◆ **What the task asks**
Retype the material below. Keep every word exactly as it is.

──────── Extracted material

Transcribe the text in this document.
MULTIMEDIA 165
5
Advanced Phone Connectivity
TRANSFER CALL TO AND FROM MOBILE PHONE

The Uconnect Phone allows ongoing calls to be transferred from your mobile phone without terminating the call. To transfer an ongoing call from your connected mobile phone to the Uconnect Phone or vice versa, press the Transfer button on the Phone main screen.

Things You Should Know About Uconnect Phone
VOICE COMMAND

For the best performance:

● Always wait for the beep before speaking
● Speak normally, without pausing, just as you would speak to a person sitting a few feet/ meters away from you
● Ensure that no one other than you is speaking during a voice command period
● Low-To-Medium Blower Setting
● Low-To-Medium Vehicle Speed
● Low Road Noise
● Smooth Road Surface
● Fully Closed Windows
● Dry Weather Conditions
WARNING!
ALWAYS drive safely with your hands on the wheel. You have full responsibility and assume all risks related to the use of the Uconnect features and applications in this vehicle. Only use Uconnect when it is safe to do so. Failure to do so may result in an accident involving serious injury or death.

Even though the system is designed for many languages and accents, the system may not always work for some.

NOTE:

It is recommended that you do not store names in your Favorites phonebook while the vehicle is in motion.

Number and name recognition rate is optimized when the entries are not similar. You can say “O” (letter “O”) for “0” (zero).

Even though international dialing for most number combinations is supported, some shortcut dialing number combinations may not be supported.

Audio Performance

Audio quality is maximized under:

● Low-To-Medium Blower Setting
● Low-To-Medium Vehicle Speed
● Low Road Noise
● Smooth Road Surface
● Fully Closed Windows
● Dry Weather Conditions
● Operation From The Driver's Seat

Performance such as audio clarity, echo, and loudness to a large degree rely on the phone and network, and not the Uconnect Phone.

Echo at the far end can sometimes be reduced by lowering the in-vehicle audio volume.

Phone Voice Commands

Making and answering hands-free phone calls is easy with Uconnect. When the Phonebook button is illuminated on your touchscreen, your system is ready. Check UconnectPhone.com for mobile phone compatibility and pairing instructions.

────────────────

◆ **Answer to the task**
Transcribe the text in this document.
MULTIMEDIA 165
5
Advanced Phone Connectivity
TRANSFER CALL TO AND FROM MOBILE PHONE

The Uconnect Phone allows ongoing calls to be transferred from your mobile phone without terminating the call. To transfer an ongoing call from your connected mobile phone to the Uconnect Phone or vice versa, press the Transfer button on the Phone main screen.

Things You Should Know About Uconnect Phone
VOICE COMMAND

For the best performance:

● Always wait for the beep before speaking
● Speak normally, without pausing, just as you would speak to a person sitting a few feet/ meters away from you
● Ensure that no one other than you is speaking during a voice command period
● Low-To-Medium Blower Setting
● Low-To-Medium Vehicle Speed
● Low Road Noise
● Smooth Road Surface
● Fully Closed Windows
● Dry Weather Conditions
WARNING!
ALWAYS drive safely with your hands on the wheel. You have full responsibility and assume all risks related to the use of the Uconnect features and applications in this vehicle. Only use Uconnect when it is safe to do so. Failure to do so may result in an accident involving serious injury or death.

Even though the system is designed for many languages and accents, the system may not always work for some.

NOTE:

It is recommended that you do not store names in your Favorites phonebook while the vehicle is in motion.

Number and name recognition rate is optimized when the entries are not similar. You can say “O” (letter “O”) for “0” (zero).

Even though international dialing for most number combinations is supported, some shortcut dialing number combinations may not be supported.

Audio Performance

Audio quality is maximized under:

● Low-To-Medium Blower Setting
● Low-To-Medium Vehicle Speed
● Low Road Noise
● Smooth Road Surface
● Fully Closed Windows
● Dry Weather Conditions
● Operation From The Driver's Seat

Performance such as audio clarity, echo, and loudness to a large degree rely on the phone and network, and not the Uconnect Phone.

Echo at the far end can sometimes be reduced by lowering the in-vehicle audio volume.

Phone Voice Commands

Making and answering hands-free phone calls is easy with Uconnect. When the Phonebook button is illuminated on your touchscreen, your system is ready. Check UconnectPhone.com for mobile phone compatibility and pairing instructions.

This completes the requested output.